Quote every entry word for word.

(Figure record listings)
[Start]
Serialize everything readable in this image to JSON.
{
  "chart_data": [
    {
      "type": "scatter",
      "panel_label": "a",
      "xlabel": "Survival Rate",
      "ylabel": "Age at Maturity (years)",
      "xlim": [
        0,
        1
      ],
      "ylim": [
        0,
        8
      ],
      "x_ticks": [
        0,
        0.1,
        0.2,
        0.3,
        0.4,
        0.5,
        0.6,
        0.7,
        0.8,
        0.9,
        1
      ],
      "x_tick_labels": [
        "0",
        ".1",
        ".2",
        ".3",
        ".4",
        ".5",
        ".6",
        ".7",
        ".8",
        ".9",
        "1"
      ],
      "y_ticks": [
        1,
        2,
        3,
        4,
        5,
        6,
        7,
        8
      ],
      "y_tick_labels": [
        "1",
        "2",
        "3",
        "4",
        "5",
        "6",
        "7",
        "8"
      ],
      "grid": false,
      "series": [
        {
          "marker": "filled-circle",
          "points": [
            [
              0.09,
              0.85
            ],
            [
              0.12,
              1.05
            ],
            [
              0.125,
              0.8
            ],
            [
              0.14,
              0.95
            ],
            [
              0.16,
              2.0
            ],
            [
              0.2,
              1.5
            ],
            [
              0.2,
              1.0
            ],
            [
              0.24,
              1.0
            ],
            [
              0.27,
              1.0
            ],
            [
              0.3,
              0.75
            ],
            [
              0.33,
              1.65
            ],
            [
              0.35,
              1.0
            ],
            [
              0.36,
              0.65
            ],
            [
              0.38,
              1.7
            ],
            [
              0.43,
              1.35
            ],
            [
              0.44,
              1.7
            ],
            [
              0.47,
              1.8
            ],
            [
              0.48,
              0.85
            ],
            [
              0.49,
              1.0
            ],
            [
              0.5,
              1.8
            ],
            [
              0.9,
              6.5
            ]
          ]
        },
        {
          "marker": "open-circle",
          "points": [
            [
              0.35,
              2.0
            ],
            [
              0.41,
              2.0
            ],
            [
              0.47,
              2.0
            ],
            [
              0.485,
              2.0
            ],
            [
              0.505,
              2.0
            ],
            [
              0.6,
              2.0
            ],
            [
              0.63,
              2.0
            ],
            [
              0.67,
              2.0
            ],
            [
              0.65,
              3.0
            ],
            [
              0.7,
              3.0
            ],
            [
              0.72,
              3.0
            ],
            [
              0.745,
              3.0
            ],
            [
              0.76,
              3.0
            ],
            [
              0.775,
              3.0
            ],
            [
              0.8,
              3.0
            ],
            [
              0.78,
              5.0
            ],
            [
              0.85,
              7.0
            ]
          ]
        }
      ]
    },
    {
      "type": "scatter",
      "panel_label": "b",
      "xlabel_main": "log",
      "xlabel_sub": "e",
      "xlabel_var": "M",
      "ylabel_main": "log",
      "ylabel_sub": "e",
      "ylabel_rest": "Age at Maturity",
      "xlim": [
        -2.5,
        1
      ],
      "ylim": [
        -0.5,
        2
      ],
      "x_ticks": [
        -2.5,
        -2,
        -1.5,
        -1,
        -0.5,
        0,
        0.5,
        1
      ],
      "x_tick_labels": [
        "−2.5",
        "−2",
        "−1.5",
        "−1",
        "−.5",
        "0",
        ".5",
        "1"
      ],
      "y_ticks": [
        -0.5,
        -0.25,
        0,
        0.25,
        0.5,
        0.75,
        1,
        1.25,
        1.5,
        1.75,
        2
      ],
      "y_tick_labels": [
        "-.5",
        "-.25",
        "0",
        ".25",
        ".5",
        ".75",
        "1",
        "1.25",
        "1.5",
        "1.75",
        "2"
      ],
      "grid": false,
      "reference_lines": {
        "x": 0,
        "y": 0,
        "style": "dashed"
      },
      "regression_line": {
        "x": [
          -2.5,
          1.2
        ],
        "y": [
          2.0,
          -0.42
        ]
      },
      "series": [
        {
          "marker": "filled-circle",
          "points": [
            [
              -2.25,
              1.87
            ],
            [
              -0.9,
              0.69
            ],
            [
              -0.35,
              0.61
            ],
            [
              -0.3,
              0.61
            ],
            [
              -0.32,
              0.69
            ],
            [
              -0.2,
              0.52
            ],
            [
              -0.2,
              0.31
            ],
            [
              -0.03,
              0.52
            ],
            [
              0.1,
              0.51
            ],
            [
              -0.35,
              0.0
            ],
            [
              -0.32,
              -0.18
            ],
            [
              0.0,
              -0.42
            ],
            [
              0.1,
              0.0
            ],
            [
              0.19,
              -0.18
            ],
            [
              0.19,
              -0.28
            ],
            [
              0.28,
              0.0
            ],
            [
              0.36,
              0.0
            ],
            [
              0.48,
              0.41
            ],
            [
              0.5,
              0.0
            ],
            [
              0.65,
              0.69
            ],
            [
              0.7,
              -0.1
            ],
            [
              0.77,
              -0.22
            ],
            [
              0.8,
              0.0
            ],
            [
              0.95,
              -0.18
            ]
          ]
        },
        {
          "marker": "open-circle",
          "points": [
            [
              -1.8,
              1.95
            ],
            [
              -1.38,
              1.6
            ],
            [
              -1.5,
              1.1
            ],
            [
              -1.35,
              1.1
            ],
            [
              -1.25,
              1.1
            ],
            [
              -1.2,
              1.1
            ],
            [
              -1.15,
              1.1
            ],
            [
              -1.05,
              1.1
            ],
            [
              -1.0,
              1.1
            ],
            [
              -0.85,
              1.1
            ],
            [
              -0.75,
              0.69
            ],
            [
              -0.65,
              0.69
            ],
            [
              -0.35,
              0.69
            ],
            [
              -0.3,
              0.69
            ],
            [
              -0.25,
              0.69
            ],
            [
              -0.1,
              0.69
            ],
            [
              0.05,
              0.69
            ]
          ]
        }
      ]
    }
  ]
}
[End]
**Written answer:**
Serialize everything readable in this image to JSON.
{
  "chart_data": [
    {
      "type": "scatter",
      "panel_label": "a",
      "xlabel": "Survival Rate",
      "ylabel": "Age at Maturity (years)",
      "xlim": [
        0,
        1
      ],
      "ylim": [
        0,
        8
      ],
      "x_ticks": [
        0,
        0.1,
        0.2,
        0.3,
        0.4,
        0.5,
        0.6,
        0.7,
        0.8,
        0.9,
        1
      ],
      "x_tick_labels": [
        "0",
        ".1",
        ".2",
        ".3",
        ".4",
        ".5",
        ".6",
        ".7",
        ".8",
        ".9",
        "1"
      ],
      "y_ticks": [
        1,
        2,
        3,
        4,
        5,
        6,
        7,
        8
      ],
      "y_tick_labels": [
        "1",
        "2",
        "3",
        "4",
        "5",
        "6",
        "7",
        "8"
      ],
      "grid": false,
      "series": [
        {
          "marker": "filled-circle",
          "points": [
            [
              0.09,
              0.85
            ],
            [
              0.12,
              1.05
            ],
            [
              0.125,
              0.8
            ],
            [
              0.14,
              0.95
            ],
            [
              0.16,
              2.0
            ],
            [
              0.2,
              1.5
            ],
            [
              0.2,
              1.0
            ],
            [
              0.24,
              1.0
            ],
            [
              0.27,
              1.0
            ],
            [
              0.3,
              0.75
            ],
            [
              0.33,
              1.65
            ],
            [
              0.35,
              1.0
            ],
            [
              0.36,
              0.65
            ],
            [
              0.38,
              1.7
            ],
            [
              0.43,
              1.35
            ],
            [
              0.44,
              1.7
            ],
            [
              0.47,
              1.8
            ],
            [
              0.48,
              0.85
            ],
            [
              0.49,
              1.0
            ],
            [
              0.5,
              1.8
            ],
            [
              0.9,
              6.5
            ]
          ]
        },
        {
          "marker": "open-circle",
          "points": [
            [
              0.35,
              2.0
            ],
            [
              0.41,
              2.0
            ],
            [
              0.47,
              2.0
            ],
            [
              0.485,
              2.0
            ],
            [
              0.505,
              2.0
            ],
            [
              0.6,
              2.0
            ],
            [
              0.63,
              2.0
            ],
            [
              0.67,
              2.0
            ],
            [
              0.65,
              3.0
            ],
            [
              0.7,
              3.0
            ],
            [
              0.72,
              3.0
            ],
            [
              0.745,
              3.0
            ],
            [
              0.76,
              3.0
            ],
            [
              0.775,
              3.0
            ],
            [
              0.8,
              3.0
            ],
            [
              0.78,
              5.0
            ],
            [
              0.85,
              7.0
            ]
          ]
        }
      ]
    },
    {
      "type": "scatter",
      "panel_label": "b",
      "xlabel_main": "log",
      "xlabel_sub": "e",
      "xlabel_var": "M",
      "ylabel_main": "log",
      "ylabel_sub": "e",
      "ylabel_rest": "Age at Maturity",
      "xlim": [
        -2.5,
        1
      ],
      "ylim": [
        -0.5,
        2
      ],
      "x_ticks": [
        -2.5,
        -2,
        -1.5,
        -1,
        -0.5,
        0,
        0.5,
        1
      ],
      "x_tick_labels": [
        "−2.5",
        "−2",
        "−1.5",
        "−1",
        "−.5",
        "0",
        ".5",
        "1"
      ],
      "y_ticks": [
        -0.5,
        -0.25,
        0,
        0.25,
        0.5,
        0.75,
        1,
        1.25,
        1.5,
        1.75,
        2
      ],
      "y_tick_labels": [
        "-.5",
        "-.25",
        "0",
        ".25",
        ".5",
        ".75",
        "1",
        "1.25",
        "1.5",
        "1.75",
        "2"
      ],
      "grid": false,
      "reference_lines": {
        "x": 0,
        "y": 0,
        "style": "dashed"
      },
      "regression_line": {
        "x": [
          -2.5,
          1.2
        ],
        "y": [
          2.0,
          -0.42
        ]
      },
      "series": [
        {
          "marker": "filled-circle",
          "points": [
            [
              -2.25,
              1.87
            ],
            [
              -0.9,
              0.69
            ],
            [
              -0.35,
              0.61
            ],
            [
              -0.3,
              0.61
            ],
            [
              -0.32,
              0.69
            ],
            [
              -0.2,
              0.52
            ],
            [
              -0.2,
              0.31
            ],
            [
              -0.03,
              0.52
            ],
            [
              0.1,
              0.51
            ],
            [
              -0.35,
              0.0
            ],
            [
              -0.32,
              -0.18
            ],
            [
              0.0,
              -0.42
            ],
            [
              0.1,
              0.0
            ],
            [
              0.19,
              -0.18
            ],
            [
              0.19,
              -0.28
            ],
            [
              0.28,
              0.0
            ],
            [
              0.36,
              0.0
            ],
            [
              0.48,
              0.41
            ],
            [
              0.5,
              0.0
            ],
            [
              0.65,
              0.69
            ],
            [
              0.7,
              -0.1
            ],
            [
              0.77,
              -0.22
            ],
            [
              0.8,
              0.0
            ],
            [
              0.95,
              -0.18
            ]
          ]
        },
        {
          "marker": "open-circle",
          "points": [
            [
              -1.8,
              1.95
            ],
            [
              -1.38,
              1.6
            ],
            [
              -1.5,
              1.1
            ],
            [
              -1.35,
              1.1
            ],
            [
              -1.25,
              1.1
            ],
            [
              -1.2,
              1.1
            ],
            [
              -1.15,
              1.1
            ],
            [
              -1.05,
              1.1
            ],
            [
              -1.0,
              1.1
            ],
            [
              -0.85,
              1.1
            ],
            [
              -0.75,
              0.69
            ],
            [
              -0.65,
              0.69
            ],
            [
              -0.35,
              0.69
            ],
            [
              -0.3,
              0.69
            ],
            [
              -0.25,
              0.69
            ],
            [
              -0.1,
              0.69
            ],
            [
              0.05,
              0.69
            ]
          ]
        }
      ]
    }
  ]
}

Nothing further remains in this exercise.